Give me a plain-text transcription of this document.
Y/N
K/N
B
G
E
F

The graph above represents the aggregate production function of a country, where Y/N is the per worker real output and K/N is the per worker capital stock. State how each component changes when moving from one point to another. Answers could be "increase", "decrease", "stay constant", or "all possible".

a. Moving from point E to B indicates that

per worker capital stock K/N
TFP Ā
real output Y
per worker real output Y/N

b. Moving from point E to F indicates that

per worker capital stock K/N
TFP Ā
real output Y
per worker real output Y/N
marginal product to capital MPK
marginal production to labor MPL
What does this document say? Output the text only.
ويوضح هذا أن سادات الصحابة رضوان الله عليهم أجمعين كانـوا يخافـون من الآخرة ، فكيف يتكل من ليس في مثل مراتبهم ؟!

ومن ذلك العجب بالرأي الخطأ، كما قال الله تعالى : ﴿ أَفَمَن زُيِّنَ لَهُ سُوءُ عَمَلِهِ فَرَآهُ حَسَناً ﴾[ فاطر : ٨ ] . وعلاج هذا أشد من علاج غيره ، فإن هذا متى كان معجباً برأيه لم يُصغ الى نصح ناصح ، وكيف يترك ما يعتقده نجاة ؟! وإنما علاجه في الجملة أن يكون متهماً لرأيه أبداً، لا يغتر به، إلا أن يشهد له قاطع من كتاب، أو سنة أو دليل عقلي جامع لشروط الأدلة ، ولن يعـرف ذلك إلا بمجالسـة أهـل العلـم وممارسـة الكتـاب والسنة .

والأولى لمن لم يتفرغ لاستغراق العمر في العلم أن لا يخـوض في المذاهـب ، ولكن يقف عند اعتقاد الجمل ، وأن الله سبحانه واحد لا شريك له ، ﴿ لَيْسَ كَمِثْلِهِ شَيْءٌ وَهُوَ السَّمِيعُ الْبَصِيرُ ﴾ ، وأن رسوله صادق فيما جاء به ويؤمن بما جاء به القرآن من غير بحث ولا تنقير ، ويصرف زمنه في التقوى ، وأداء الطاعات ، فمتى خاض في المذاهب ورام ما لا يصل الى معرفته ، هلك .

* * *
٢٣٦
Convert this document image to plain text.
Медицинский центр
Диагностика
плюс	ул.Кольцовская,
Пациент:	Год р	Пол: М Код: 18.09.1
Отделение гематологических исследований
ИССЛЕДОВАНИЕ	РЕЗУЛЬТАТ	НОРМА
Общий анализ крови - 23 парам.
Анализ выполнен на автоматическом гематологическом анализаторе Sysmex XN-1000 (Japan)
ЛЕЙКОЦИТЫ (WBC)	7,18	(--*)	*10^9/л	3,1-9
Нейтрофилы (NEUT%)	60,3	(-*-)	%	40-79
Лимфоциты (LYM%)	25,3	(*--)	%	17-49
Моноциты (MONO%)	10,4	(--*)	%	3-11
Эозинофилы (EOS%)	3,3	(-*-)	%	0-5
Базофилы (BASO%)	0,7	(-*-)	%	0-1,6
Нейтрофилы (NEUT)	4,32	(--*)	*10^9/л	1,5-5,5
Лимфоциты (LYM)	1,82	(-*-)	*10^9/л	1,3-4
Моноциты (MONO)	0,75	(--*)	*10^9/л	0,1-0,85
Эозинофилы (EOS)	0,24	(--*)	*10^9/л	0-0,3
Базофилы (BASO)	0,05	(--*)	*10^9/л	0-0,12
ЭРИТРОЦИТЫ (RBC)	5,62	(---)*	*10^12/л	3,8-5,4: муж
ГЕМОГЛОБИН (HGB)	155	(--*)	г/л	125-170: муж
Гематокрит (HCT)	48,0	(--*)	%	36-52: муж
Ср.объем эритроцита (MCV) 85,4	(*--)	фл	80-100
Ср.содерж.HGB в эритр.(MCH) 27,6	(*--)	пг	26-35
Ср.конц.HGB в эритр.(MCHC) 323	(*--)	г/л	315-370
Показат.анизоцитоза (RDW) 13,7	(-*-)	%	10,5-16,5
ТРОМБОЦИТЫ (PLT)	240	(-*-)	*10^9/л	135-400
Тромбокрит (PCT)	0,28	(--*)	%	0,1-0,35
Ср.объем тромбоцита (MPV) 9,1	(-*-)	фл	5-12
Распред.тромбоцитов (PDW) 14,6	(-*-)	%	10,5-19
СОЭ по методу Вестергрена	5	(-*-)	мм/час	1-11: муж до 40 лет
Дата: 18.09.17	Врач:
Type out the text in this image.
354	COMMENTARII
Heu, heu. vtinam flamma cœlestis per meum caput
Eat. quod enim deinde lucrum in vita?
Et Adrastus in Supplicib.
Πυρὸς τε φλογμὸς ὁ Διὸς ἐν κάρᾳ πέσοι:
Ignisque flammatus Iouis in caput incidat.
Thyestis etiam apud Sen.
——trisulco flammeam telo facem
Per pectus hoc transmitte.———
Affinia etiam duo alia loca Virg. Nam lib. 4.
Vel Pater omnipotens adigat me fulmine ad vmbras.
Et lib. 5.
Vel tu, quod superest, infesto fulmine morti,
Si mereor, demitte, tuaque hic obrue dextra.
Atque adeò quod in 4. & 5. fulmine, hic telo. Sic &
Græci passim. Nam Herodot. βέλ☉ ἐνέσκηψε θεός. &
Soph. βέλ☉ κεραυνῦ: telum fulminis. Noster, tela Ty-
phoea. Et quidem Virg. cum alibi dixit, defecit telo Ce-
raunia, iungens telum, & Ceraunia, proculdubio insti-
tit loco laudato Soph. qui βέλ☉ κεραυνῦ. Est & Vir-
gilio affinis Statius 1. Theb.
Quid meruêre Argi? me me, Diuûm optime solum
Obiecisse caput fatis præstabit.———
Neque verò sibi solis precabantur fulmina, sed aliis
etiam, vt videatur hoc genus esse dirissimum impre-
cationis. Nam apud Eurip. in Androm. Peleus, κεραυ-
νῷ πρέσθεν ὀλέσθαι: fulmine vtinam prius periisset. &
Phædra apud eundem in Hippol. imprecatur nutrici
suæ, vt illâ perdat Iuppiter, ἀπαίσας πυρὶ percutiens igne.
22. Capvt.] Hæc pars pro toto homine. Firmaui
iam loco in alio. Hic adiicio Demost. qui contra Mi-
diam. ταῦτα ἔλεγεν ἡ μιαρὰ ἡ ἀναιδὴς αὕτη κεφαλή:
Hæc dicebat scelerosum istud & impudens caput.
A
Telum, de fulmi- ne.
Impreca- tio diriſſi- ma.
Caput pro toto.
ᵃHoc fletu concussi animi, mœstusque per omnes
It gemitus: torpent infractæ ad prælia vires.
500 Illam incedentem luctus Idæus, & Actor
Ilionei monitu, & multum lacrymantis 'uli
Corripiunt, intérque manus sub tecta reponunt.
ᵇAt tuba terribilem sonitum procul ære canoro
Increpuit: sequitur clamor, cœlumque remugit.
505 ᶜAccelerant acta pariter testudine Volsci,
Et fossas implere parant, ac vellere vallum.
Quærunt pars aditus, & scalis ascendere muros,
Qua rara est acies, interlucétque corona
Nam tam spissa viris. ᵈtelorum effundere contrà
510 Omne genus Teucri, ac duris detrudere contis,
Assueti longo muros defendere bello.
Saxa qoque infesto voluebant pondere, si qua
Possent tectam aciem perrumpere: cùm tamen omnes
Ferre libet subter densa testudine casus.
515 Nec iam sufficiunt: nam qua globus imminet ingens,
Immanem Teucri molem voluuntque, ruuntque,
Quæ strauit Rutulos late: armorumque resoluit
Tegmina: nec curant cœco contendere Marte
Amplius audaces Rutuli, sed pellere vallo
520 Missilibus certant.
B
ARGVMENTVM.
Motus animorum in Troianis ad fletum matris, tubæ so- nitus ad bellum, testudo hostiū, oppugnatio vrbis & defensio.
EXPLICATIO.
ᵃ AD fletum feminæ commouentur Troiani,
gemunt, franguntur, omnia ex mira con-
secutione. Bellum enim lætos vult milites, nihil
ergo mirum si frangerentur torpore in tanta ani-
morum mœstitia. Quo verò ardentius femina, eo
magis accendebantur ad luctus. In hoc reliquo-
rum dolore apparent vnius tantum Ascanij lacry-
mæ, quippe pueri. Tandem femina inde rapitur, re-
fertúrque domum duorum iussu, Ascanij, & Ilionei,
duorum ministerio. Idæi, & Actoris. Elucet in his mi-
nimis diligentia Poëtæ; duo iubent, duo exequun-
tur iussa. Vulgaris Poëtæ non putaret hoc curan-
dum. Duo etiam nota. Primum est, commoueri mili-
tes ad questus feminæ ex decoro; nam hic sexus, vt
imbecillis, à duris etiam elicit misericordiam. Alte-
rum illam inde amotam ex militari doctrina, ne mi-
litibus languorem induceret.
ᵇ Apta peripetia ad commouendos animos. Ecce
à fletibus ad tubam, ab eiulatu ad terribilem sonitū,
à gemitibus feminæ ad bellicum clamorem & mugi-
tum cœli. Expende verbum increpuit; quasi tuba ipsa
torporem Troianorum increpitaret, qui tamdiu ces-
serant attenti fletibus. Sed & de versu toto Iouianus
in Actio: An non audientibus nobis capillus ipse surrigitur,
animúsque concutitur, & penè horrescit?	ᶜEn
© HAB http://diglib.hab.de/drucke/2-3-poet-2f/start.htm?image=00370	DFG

Work instructions:
All lines in the data that contain the word "plain" should be copied.

Problem solution:
Give me a plain-text transcription of this document.
Convert this document image to plain text.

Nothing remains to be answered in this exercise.